§ Aim of the task
Every record below should be printed exactly as given.

§ Items from a dataset
· · ·
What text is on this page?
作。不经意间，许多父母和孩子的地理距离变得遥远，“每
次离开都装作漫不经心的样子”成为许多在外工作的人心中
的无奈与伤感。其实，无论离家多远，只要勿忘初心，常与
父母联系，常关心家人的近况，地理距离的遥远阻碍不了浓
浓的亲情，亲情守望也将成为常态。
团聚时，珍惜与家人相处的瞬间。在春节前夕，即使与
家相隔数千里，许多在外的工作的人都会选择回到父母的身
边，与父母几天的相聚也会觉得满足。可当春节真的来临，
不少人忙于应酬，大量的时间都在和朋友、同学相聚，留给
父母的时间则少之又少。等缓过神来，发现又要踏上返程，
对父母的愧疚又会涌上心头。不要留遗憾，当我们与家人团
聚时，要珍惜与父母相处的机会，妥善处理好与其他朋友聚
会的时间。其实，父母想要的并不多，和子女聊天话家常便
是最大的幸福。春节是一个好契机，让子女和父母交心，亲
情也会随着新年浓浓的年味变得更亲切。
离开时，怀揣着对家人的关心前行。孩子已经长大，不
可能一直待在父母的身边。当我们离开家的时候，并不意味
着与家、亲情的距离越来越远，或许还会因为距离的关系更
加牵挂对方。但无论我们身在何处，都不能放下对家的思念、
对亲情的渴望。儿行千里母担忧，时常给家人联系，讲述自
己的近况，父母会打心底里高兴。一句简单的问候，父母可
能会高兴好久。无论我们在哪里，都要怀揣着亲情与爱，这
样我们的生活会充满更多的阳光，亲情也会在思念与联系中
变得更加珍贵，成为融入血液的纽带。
· · ·
§ Response below
What text is on this page?
作。不经意间，许多父母和孩子的地理距离变得遥远，“每
次离开都装作漫不经心的样子”成为许多在外工作的人心中
的无奈与伤感。其实，无论离家多远，只要勿忘初心，常与
父母联系，常关心家人的近况，地理距离的遥远阻碍不了浓
浓的亲情，亲情守望也将成为常态。
团聚时，珍惜与家人相处的瞬间。在春节前夕，即使与
家相隔数千里，许多在外的工作的人都会选择回到父母的身
边，与父母几天的相聚也会觉得满足。可当春节真的来临，
不少人忙于应酬，大量的时间都在和朋友、同学相聚，留给
父母的时间则少之又少。等缓过神来，发现又要踏上返程，
对父母的愧疚又会涌上心头。不要留遗憾，当我们与家人团
聚时，要珍惜与父母相处的机会，妥善处理好与其他朋友聚
会的时间。其实，父母想要的并不多，和子女聊天话家常便
是最大的幸福。春节是一个好契机，让子女和父母交心，亲
情也会随着新年浓浓的年味变得更亲切。
离开时，怀揣着对家人的关心前行。孩子已经长大，不
可能一直待在父母的身边。当我们离开家的时候，并不意味
着与家、亲情的距离越来越远，或许还会因为距离的关系更
加牵挂对方。但无论我们身在何处，都不能放下对家的思念、
对亲情的渴望。儿行千里母担忧，时常给家人联系，讲述自
己的近况，父母会打心底里高兴。一句简单的问候，父母可
能会高兴好久。无论我们在哪里，都要怀揣着亲情与爱，这
样我们的生活会充满更多的阳光，亲情也会在思念与联系中
变得更加珍贵，成为融入血液的纽带。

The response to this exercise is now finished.